TALLAHASSEE — Forget double-dipping. Florida has 131 triple-dippers.
These state employees are drawing not one but two pensions and are back on the job, receiving a salary and working toward a third pension.
In Florida, there is no limit on the number of pensions a person can receive.
The state has made it far too easy to "game the system,'' according to a national expert on state pension funds.
Some states have made it illegal to collect a pension and return to work at the same job and salary. Some states have made it illegal to take any public sector job in the same retirement system without forfeiting retirement benefits.
Florida has no such constraints. More than 1,200 former state employees collect two or more pensions; an additional 131 employees collect at least two pensions and a salary.
"It's disheartening to see cases like this,'' said Keith Brainard, director of research for the National Association of State Retirement Administrators.

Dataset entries
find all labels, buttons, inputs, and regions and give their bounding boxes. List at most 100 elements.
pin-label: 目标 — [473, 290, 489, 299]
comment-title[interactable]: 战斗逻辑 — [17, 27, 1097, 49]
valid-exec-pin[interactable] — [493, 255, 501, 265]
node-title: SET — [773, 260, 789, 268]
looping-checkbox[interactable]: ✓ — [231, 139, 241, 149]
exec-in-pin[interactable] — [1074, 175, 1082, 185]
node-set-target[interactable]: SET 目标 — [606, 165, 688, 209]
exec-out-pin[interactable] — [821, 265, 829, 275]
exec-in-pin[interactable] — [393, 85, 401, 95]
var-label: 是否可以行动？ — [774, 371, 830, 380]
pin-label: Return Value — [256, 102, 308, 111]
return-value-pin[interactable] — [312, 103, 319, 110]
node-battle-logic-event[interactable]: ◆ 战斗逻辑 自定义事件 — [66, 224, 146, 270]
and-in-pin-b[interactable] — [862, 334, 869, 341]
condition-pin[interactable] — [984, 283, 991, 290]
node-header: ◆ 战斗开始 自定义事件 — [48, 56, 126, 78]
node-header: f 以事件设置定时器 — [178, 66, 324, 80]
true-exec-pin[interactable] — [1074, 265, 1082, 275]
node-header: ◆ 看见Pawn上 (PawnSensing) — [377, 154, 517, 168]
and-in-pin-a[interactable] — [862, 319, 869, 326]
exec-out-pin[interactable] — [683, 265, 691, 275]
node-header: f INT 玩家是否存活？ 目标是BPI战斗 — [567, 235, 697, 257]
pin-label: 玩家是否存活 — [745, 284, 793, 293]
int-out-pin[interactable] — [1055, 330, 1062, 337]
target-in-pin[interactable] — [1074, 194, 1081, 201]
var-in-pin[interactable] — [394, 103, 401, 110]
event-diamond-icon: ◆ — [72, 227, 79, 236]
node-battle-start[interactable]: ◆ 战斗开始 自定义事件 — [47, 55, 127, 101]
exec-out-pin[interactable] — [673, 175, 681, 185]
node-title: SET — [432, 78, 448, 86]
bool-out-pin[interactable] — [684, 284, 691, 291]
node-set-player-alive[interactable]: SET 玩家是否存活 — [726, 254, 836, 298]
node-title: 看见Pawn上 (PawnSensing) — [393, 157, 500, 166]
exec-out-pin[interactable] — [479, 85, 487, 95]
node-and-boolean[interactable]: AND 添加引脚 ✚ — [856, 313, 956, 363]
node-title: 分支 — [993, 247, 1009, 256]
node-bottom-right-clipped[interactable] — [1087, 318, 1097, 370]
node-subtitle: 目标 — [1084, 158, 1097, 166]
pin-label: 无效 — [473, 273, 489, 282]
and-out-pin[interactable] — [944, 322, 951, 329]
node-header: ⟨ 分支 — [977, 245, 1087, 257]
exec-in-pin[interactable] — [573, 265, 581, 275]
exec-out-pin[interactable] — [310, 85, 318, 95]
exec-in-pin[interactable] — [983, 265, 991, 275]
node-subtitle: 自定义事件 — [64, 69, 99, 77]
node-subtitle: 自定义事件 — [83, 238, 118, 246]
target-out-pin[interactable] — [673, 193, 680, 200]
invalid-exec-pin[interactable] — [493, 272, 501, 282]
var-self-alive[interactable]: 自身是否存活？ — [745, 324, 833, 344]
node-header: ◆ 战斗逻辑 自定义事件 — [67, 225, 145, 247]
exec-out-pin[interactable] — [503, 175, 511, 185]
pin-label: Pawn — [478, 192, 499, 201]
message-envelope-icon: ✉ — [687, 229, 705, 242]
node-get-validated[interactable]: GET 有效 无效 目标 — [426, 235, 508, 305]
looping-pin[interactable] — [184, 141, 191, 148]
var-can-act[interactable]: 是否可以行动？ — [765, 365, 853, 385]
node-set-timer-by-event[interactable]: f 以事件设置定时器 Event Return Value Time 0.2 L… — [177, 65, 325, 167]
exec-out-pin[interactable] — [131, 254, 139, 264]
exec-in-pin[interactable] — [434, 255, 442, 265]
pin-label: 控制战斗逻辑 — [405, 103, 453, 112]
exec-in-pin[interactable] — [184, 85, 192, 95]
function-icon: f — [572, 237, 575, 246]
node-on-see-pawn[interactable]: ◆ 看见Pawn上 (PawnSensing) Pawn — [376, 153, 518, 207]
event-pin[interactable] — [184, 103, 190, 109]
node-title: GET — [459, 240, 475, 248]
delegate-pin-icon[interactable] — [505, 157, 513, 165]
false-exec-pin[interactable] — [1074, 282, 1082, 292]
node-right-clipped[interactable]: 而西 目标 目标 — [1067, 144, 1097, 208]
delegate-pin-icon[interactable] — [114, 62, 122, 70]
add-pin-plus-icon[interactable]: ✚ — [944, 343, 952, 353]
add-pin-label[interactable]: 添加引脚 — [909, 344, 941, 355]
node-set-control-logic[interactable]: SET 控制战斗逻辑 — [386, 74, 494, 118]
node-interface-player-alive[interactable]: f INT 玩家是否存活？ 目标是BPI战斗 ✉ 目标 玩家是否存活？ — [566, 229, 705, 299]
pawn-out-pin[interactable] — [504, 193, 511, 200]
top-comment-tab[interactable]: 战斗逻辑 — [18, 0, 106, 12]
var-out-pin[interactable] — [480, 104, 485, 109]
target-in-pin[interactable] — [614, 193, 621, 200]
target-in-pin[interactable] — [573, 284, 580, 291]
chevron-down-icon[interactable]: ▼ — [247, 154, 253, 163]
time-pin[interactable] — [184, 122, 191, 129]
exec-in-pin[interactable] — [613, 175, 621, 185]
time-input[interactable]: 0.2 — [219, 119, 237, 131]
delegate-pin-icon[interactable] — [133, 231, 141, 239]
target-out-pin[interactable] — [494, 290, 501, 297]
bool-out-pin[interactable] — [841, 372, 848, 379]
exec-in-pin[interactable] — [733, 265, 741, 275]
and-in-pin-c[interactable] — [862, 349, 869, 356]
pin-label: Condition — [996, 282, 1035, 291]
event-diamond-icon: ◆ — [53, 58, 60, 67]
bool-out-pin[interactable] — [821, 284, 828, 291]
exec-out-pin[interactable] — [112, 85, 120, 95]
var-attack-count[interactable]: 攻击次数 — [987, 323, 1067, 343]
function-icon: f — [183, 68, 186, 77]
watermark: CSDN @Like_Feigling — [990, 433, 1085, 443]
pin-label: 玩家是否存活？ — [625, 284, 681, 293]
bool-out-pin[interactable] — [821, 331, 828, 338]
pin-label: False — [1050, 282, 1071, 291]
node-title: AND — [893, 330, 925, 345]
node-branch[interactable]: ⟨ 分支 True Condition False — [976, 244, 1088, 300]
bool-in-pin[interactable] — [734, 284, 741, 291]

• **Aim of the exercise**
Translate this sentence from the Florida pensions article into Spanish: "In Florida, there is no limit on the number of pensions a person can receive."

• **Finished task**
En Florida, no hay límite en el número de pensiones que una persona puede recibir.